* **Task brief**
Lines that contain the string "Formulare" are to be copied; leave out all others.

* **Records shown**
§ §
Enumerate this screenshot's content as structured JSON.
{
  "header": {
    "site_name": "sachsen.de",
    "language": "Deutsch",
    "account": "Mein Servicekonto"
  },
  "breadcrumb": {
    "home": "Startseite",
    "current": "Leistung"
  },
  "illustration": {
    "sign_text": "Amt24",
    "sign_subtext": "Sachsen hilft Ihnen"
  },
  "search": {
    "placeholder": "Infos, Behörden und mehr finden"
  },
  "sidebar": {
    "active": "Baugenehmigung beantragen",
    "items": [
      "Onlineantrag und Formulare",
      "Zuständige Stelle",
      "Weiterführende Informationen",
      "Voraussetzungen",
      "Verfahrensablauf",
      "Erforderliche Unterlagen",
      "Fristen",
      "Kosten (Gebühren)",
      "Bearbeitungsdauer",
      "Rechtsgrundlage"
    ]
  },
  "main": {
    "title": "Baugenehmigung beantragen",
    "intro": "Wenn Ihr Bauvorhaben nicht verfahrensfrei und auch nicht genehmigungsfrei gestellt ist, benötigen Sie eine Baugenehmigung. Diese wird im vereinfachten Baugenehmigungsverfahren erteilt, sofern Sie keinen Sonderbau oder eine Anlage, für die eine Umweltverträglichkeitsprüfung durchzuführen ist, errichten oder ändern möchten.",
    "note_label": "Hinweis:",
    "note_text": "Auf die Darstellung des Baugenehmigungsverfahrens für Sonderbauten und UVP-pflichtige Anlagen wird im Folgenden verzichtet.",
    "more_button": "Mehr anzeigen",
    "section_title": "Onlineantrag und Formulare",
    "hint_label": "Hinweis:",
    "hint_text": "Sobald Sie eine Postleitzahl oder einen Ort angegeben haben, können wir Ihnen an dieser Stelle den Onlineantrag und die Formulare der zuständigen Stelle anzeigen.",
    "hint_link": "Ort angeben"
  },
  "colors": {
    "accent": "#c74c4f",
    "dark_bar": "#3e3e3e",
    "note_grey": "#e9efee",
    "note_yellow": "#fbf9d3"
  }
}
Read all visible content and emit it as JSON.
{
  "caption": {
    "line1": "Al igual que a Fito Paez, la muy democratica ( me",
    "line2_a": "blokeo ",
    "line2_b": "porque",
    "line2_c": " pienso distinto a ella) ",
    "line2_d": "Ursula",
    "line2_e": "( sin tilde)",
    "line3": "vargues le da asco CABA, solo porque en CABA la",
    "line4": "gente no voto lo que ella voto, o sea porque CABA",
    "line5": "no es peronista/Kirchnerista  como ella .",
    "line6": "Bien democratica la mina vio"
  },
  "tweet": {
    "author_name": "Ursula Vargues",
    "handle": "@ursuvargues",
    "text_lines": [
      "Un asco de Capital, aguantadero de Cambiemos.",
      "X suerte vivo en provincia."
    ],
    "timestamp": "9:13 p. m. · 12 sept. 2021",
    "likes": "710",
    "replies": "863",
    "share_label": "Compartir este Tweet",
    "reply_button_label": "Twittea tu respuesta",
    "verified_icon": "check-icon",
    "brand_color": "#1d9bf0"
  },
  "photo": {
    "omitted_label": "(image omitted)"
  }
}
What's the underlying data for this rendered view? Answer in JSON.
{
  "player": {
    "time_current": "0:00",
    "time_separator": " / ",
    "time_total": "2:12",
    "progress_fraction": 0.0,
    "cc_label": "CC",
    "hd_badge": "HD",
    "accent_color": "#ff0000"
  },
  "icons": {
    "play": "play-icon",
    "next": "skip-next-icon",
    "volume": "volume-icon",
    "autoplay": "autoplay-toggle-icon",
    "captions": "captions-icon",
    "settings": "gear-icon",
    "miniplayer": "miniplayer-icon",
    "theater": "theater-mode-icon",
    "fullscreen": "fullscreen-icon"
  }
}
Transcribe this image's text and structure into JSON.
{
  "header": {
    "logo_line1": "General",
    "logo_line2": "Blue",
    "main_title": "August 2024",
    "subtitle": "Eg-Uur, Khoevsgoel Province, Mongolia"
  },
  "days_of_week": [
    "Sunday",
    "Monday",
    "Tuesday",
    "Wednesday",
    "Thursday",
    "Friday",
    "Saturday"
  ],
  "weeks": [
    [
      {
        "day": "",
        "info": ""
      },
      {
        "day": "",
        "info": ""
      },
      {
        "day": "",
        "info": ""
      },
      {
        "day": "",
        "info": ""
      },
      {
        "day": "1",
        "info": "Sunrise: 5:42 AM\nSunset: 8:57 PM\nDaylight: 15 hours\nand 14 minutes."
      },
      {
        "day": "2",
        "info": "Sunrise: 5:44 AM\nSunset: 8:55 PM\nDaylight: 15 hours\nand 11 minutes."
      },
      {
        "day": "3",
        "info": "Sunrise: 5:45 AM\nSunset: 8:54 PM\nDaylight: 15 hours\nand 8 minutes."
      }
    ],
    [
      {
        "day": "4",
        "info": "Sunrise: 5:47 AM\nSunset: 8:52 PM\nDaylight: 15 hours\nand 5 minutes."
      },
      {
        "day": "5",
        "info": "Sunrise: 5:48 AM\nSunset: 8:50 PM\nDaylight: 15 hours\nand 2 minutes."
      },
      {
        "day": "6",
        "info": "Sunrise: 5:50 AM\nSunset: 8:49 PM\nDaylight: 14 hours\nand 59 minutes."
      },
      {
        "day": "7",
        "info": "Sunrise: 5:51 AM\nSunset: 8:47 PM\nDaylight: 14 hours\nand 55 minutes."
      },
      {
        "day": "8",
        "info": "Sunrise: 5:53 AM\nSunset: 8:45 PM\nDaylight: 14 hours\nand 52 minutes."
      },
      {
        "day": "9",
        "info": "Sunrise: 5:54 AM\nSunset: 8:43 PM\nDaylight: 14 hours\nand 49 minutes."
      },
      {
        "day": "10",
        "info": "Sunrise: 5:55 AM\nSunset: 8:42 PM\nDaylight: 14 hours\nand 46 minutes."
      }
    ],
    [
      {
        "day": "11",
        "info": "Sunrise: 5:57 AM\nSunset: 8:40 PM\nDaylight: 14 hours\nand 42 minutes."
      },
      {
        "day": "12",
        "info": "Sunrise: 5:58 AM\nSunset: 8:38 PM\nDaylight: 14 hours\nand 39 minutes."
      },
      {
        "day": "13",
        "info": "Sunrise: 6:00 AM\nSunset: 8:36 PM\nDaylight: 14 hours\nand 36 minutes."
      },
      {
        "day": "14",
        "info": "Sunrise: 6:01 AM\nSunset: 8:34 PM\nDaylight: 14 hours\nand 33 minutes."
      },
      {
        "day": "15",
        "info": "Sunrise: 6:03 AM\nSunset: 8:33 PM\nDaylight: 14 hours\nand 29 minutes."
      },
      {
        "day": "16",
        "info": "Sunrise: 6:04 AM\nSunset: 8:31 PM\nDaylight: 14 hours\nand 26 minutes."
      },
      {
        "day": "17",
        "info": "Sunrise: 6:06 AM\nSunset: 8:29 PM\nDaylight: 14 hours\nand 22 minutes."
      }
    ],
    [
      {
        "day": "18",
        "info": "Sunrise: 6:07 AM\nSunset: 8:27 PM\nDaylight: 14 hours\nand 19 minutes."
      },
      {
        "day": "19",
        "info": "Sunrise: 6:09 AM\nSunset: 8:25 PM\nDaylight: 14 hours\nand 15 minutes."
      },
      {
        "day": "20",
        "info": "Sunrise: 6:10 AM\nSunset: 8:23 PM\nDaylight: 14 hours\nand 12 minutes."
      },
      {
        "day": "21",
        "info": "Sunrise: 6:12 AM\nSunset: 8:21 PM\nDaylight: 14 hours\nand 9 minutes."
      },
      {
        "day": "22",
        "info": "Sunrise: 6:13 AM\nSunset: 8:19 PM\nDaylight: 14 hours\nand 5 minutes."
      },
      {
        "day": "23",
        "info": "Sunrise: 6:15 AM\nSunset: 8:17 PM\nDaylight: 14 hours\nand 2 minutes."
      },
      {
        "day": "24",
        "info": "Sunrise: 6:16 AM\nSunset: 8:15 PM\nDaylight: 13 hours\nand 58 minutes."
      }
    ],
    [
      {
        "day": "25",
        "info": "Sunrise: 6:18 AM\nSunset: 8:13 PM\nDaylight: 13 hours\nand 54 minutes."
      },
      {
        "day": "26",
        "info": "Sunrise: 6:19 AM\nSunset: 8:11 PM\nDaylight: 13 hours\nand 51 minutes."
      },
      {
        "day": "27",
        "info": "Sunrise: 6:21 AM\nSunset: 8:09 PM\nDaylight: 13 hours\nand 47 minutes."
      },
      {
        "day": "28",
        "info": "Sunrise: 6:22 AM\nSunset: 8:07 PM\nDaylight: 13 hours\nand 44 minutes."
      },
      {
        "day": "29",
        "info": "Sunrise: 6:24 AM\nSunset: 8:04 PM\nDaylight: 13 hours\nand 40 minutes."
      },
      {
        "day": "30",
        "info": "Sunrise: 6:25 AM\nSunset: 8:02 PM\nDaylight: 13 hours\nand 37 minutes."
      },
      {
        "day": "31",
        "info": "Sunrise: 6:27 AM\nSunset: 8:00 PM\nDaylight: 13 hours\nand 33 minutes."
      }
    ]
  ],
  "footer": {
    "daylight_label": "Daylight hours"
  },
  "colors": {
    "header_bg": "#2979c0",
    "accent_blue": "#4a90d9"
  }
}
§ §
* **Result of the task**
      "Onlineantrag und Formulare",
    "section_title": "Onlineantrag und Formulare",
    "hint_text": "Sobald Sie eine Postleitzahl oder einen Ort angegeben haben, können wir Ihnen an dieser Stelle den Onlineantrag und die Formulare der zuständigen Stelle anzeigen.",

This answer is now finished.